Given task
Reproduce each line of the material exactly, minus any picture.

··· Provided data ···

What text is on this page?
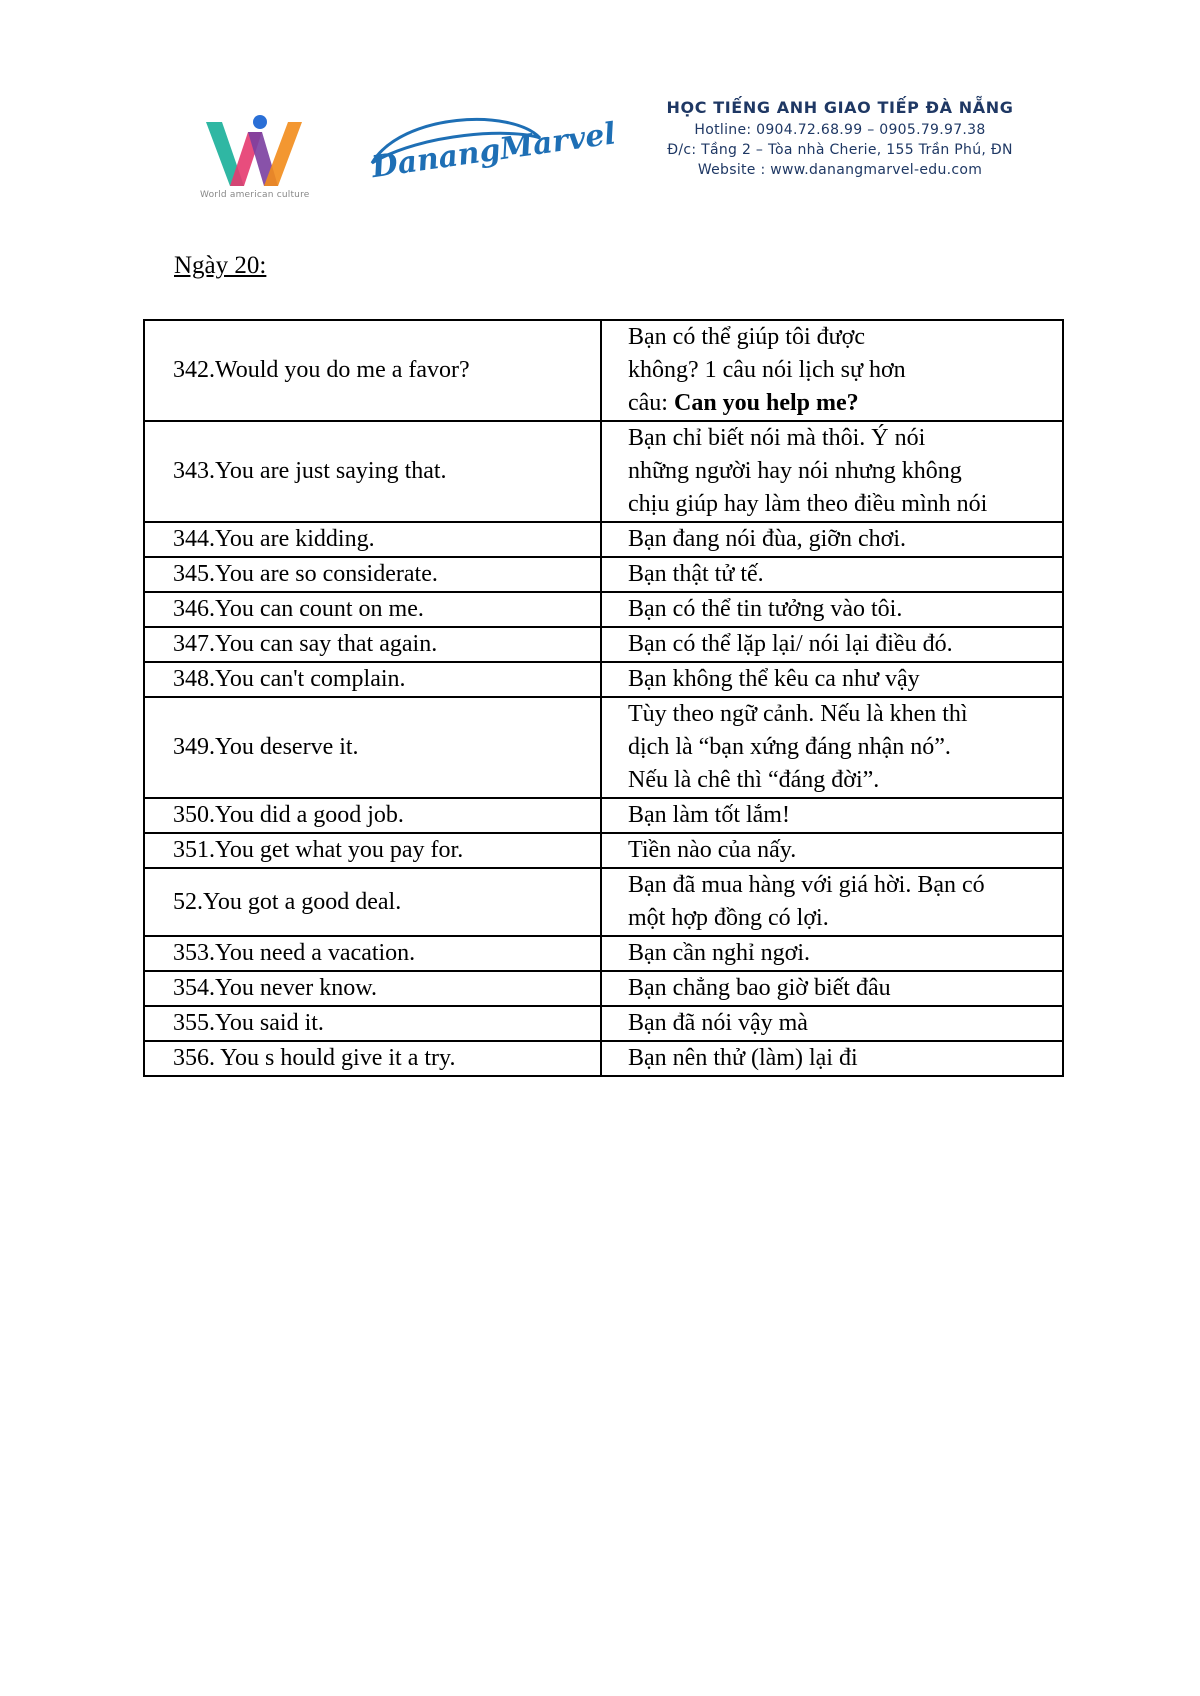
World american culture
DanangMarvel
HỌC TIẾNG ANH GIAO TIẾP ĐÀ NẴNG
Hotline: 0904.72.68.99 – 0905.79.97.38
Đ/c: Tầng 2 – Tòa nhà Cherie, 155 Trần Phú, ĐN
Website : www.danangmarvel-edu.com
Ngày 20:
342.Would you do me a favor?	Bạn có thể giúp tôi được
không? 1 câu nói lịch sự hơn
câu: Can you help me?

343.You are just saying that.	Bạn chỉ biết nói mà thôi. Ý nói
những người hay nói nhưng không
chịu giúp hay làm theo điều mình nói

344.You are kidding.	Bạn đang nói đùa, giỡn chơi.

345.You are so considerate.	Bạn thật tử tế.

346.You can count on me.	Bạn có thể tin tưởng vào tôi.

347.You can say that again.	Bạn có thể lặp lại/ nói lại điều đó.

348.You can't complain.	Bạn không thể kêu ca như vậy

349.You deserve it.	Tùy theo ngữ cảnh. Nếu là khen thì
dịch là “bạn xứng đáng nhận nó”.
Nếu là chê thì “đáng đời”.

350.You did a good job.	Bạn làm tốt lắm!

351.You get what you pay for.	Tiền nào của nấy.

52.You got a good deal.	Bạn đã mua hàng với giá hời. Bạn có
một hợp đồng có lợi.

353.You need a vacation.	Bạn cần nghỉ ngơi.

354.You never know.	Bạn chẳng bao giờ biết đâu

355.You said it.	Bạn đã nói vậy mà

356. You s hould give it a try.	Bạn nên thử (làm) lại đi
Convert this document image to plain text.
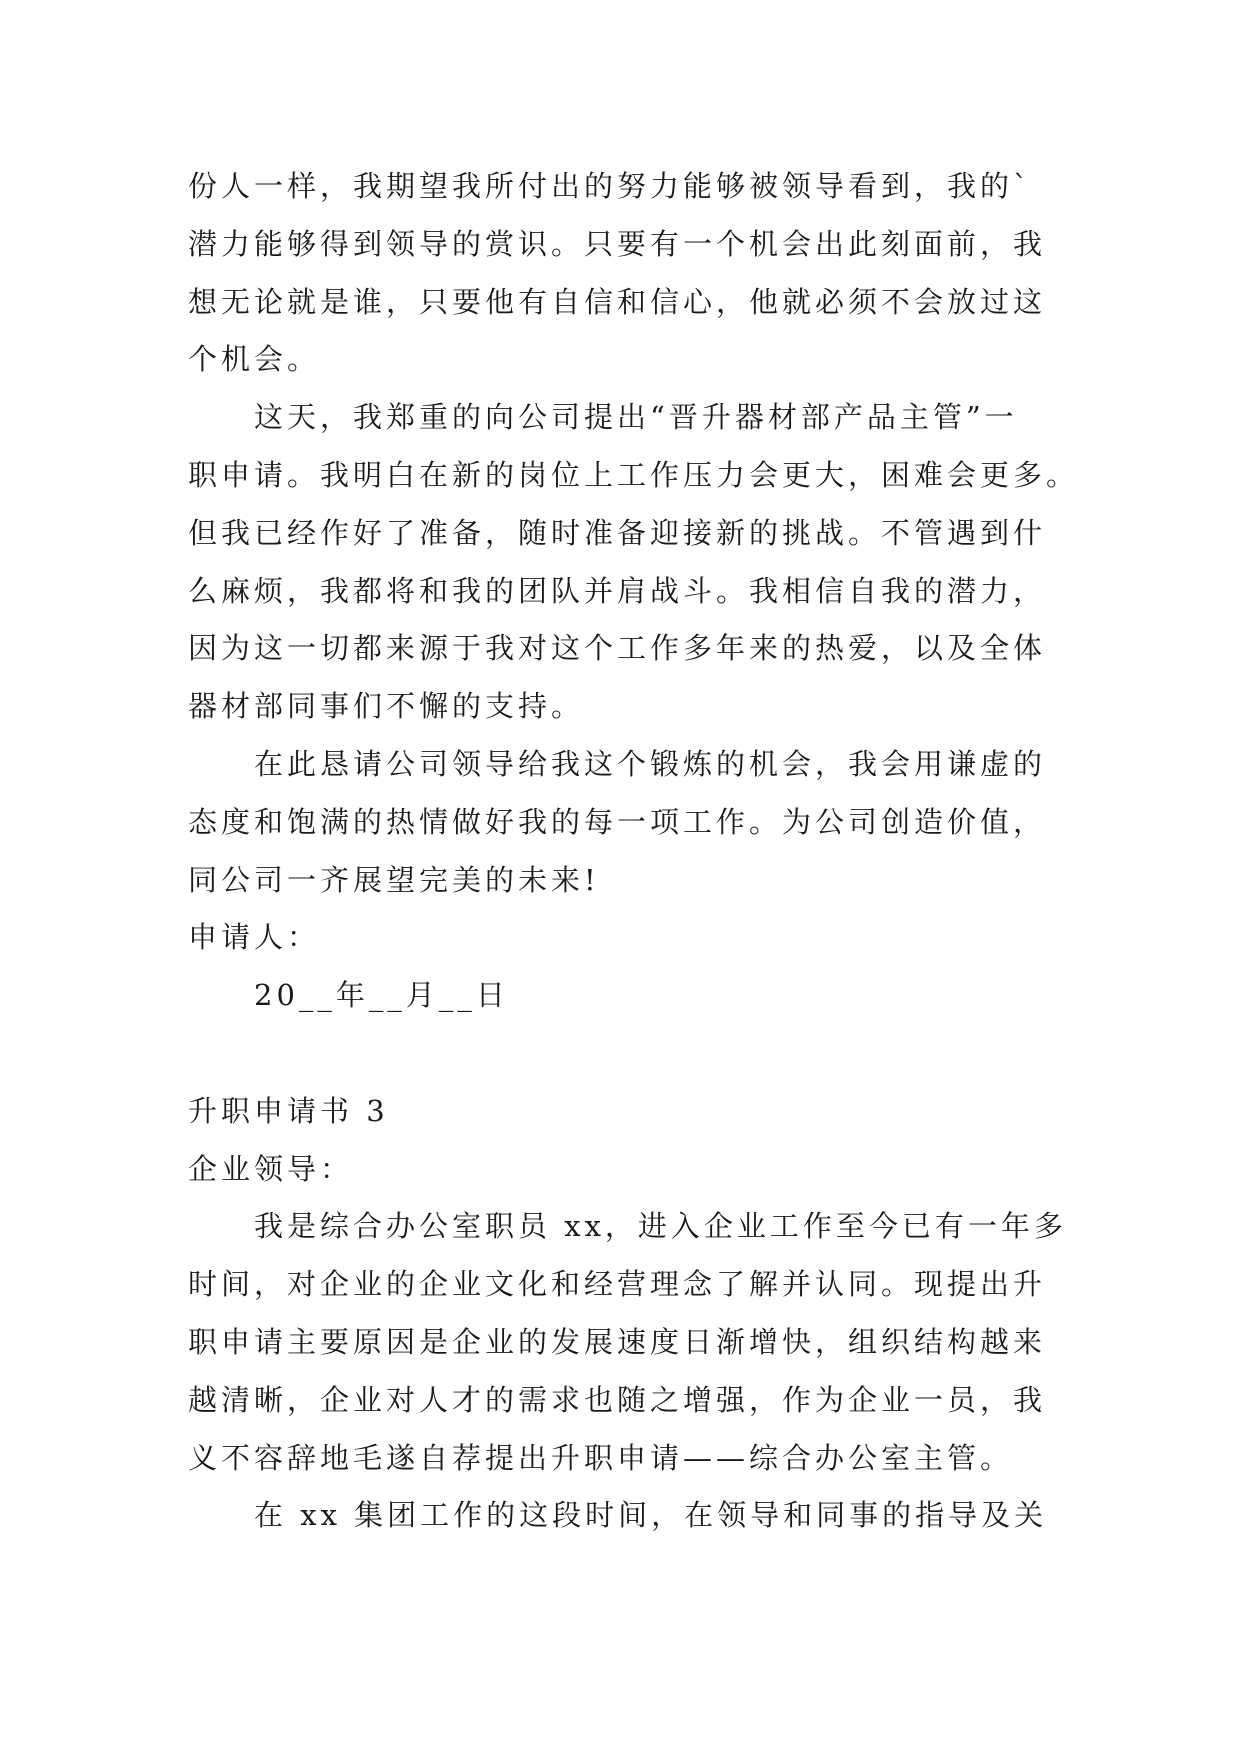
份人一样，我期望我所付出的努力能够被领导看到，我的`
潜力能够得到领导的赏识。只要有一个机会出此刻面前，我
想无论就是谁，只要他有自信和信心，他就必须不会放过这
个机会。
这天，我郑重的向公司提出“晋升器材部产品主管”一
职申请。我明白在新的岗位上工作压力会更大，困难会更多。
但我已经作好了准备，随时准备迎接新的挑战。不管遇到什
么麻烦，我都将和我的团队并肩战斗。我相信自我的潜力，
因为这一切都来源于我对这个工作多年来的热爱，以及全体
器材部同事们不懈的支持。
在此恳请公司领导给我这个锻炼的机会，我会用谦虚的
态度和饱满的热情做好我的每一项工作。为公司创造价值，
同公司一齐展望完美的未来!
申请人：
20__年__月__日
升职申请书 3
企业领导：
我是综合办公室职员 xx，进入企业工作至今已有一年多
时间，对企业的企业文化和经营理念了解并认同。现提出升
职申请主要原因是企业的发展速度日渐增快，组织结构越来
越清晰，企业对人才的需求也随之增强，作为企业一员，我
义不容辞地毛遂自荐提出升职申请——综合办公室主管。
在 xx 集团工作的这段时间，在领导和同事的指导及关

···

Exercise result
What text is on this page?
World american culture
DanangMarvel
HỌC TIẾNG ANH GIAO TIẾP ĐÀ NẴNG
Hotline: 0904.72.68.99 – 0905.79.97.38
Đ/c: Tầng 2 – Tòa nhà Cherie, 155 Trần Phú, ĐN
Website : www.danangmarvel-edu.com
Ngày 20:
342.Would you do me a favor?	Bạn có thể giúp tôi được
không? 1 câu nói lịch sự hơn
câu: Can you help me?

343.You are just saying that.	Bạn chỉ biết nói mà thôi. Ý nói
những người hay nói nhưng không
chịu giúp hay làm theo điều mình nói

344.You are kidding.	Bạn đang nói đùa, giỡn chơi.

345.You are so considerate.	Bạn thật tử tế.

346.You can count on me.	Bạn có thể tin tưởng vào tôi.

347.You can say that again.	Bạn có thể lặp lại/ nói lại điều đó.

348.You can't complain.	Bạn không thể kêu ca như vậy

349.You deserve it.	Tùy theo ngữ cảnh. Nếu là khen thì
dịch là “bạn xứng đáng nhận nó”.
Nếu là chê thì “đáng đời”.

350.You did a good job.	Bạn làm tốt lắm!

351.You get what you pay for.	Tiền nào của nấy.

52.You got a good deal.	Bạn đã mua hàng với giá hời. Bạn có
một hợp đồng có lợi.

353.You need a vacation.	Bạn cần nghỉ ngơi.

354.You never know.	Bạn chẳng bao giờ biết đâu

355.You said it.	Bạn đã nói vậy mà

356. You s hould give it a try.	Bạn nên thử (làm) lại đi
Convert this document image to plain text.
份人一样，我期望我所付出的努力能够被领导看到，我的`
潜力能够得到领导的赏识。只要有一个机会出此刻面前，我
想无论就是谁，只要他有自信和信心，他就必须不会放过这
个机会。
这天，我郑重的向公司提出“晋升器材部产品主管”一
职申请。我明白在新的岗位上工作压力会更大，困难会更多。
但我已经作好了准备，随时准备迎接新的挑战。不管遇到什
么麻烦，我都将和我的团队并肩战斗。我相信自我的潜力，
因为这一切都来源于我对这个工作多年来的热爱，以及全体
器材部同事们不懈的支持。
在此恳请公司领导给我这个锻炼的机会，我会用谦虚的
态度和饱满的热情做好我的每一项工作。为公司创造价值，
同公司一齐展望完美的未来!
申请人：
20__年__月__日
升职申请书 3
企业领导：
我是综合办公室职员 xx，进入企业工作至今已有一年多
时间，对企业的企业文化和经营理念了解并认同。现提出升
职申请主要原因是企业的发展速度日渐增快，组织结构越来
越清晰，企业对人才的需求也随之增强，作为企业一员，我
义不容辞地毛遂自荐提出升职申请——综合办公室主管。
在 xx 集团工作的这段时间，在领导和同事的指导及关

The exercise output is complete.